Goal ->
Search the listing for "号颐和中心" and copy every line where it appears.

Given entries ->
⁂

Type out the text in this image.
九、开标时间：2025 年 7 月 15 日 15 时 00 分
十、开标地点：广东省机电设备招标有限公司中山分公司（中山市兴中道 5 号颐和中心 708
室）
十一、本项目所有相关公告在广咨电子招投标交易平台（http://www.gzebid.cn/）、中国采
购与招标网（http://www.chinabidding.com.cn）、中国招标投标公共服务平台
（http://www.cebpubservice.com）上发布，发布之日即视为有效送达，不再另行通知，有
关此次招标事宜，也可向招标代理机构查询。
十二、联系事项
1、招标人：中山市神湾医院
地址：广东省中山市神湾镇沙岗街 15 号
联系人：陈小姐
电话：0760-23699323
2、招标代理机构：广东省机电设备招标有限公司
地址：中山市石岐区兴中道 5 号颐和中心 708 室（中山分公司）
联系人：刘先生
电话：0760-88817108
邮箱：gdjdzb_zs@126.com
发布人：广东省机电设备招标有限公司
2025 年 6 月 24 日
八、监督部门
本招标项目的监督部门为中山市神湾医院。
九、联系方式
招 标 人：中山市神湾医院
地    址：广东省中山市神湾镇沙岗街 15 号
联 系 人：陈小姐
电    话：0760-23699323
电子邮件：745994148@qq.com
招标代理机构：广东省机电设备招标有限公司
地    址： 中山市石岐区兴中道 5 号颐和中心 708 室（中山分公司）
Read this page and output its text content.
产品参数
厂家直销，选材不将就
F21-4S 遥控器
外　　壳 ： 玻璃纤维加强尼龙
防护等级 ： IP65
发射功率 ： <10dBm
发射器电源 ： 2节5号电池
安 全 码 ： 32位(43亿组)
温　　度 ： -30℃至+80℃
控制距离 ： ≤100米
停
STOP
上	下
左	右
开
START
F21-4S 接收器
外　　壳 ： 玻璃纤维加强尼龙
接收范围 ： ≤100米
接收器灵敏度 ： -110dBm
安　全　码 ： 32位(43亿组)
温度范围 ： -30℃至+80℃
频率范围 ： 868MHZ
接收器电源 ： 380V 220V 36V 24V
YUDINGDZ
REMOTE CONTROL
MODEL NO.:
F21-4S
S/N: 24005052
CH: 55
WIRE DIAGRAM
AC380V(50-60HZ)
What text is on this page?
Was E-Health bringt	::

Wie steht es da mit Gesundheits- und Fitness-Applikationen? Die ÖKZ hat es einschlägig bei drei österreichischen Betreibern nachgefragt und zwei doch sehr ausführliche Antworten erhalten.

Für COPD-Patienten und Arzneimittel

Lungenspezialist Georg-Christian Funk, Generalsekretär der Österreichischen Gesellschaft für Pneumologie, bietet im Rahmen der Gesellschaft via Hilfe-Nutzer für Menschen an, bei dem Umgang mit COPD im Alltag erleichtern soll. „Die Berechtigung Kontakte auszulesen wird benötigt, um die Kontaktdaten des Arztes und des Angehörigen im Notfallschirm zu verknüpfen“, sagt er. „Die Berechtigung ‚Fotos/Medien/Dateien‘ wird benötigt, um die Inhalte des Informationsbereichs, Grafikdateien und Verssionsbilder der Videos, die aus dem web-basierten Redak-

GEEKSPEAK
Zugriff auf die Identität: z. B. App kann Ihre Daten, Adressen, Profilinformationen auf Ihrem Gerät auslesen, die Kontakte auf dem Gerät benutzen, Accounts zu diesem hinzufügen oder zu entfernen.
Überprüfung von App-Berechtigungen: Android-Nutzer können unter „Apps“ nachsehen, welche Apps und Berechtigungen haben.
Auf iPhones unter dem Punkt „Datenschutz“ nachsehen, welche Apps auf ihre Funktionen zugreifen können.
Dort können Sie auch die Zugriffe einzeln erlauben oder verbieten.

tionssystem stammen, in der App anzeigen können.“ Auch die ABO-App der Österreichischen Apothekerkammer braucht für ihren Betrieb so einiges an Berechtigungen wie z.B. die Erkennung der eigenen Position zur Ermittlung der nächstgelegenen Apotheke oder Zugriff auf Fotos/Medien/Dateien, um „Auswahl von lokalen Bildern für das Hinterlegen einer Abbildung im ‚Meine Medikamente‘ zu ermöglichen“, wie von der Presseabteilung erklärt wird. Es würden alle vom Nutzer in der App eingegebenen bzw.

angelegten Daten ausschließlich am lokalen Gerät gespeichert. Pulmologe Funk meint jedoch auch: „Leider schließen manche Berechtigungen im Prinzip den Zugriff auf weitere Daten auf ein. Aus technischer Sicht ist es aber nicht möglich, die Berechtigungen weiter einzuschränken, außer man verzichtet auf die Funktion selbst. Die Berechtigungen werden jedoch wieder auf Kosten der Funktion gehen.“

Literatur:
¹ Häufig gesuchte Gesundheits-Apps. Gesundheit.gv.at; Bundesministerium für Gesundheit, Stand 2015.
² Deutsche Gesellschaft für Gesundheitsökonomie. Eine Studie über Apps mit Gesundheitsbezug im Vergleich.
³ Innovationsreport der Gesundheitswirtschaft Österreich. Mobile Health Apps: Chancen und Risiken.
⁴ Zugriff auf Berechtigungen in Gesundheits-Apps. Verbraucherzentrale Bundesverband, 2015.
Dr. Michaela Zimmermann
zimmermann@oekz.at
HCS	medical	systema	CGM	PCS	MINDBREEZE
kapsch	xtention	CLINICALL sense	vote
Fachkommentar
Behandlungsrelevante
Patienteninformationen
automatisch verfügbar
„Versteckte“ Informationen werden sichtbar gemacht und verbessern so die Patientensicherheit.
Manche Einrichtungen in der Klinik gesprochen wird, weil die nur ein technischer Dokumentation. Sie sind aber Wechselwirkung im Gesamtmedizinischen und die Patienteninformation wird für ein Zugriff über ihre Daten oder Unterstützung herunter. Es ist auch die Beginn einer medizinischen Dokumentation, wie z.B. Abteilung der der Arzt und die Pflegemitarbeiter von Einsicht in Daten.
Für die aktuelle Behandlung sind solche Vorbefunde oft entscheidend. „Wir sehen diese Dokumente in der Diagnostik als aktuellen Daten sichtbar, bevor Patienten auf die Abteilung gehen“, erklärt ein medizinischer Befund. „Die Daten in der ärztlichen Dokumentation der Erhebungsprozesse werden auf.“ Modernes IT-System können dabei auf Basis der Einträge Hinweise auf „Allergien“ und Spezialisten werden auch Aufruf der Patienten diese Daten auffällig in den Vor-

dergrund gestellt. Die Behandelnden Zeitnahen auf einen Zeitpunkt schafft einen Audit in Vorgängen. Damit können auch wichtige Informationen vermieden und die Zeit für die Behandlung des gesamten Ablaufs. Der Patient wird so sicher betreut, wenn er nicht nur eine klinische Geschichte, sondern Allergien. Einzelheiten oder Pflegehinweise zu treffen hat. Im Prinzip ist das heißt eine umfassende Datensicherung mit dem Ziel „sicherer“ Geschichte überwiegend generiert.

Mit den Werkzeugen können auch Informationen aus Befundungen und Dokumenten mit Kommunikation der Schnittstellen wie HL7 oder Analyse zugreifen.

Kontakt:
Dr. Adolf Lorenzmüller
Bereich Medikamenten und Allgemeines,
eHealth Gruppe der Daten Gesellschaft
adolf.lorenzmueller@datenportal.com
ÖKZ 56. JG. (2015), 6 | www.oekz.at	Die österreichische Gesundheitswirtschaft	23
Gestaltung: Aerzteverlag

⁂

Response ->
十、开标地点：广东省机电设备招标有限公司中山分公司（中山市兴中道 5 号颐和中心 708
地址：中山市石岐区兴中道 5 号颐和中心 708 室（中山分公司）
地    址： 中山市石岐区兴中道 5 号颐和中心 708 室（中山分公司）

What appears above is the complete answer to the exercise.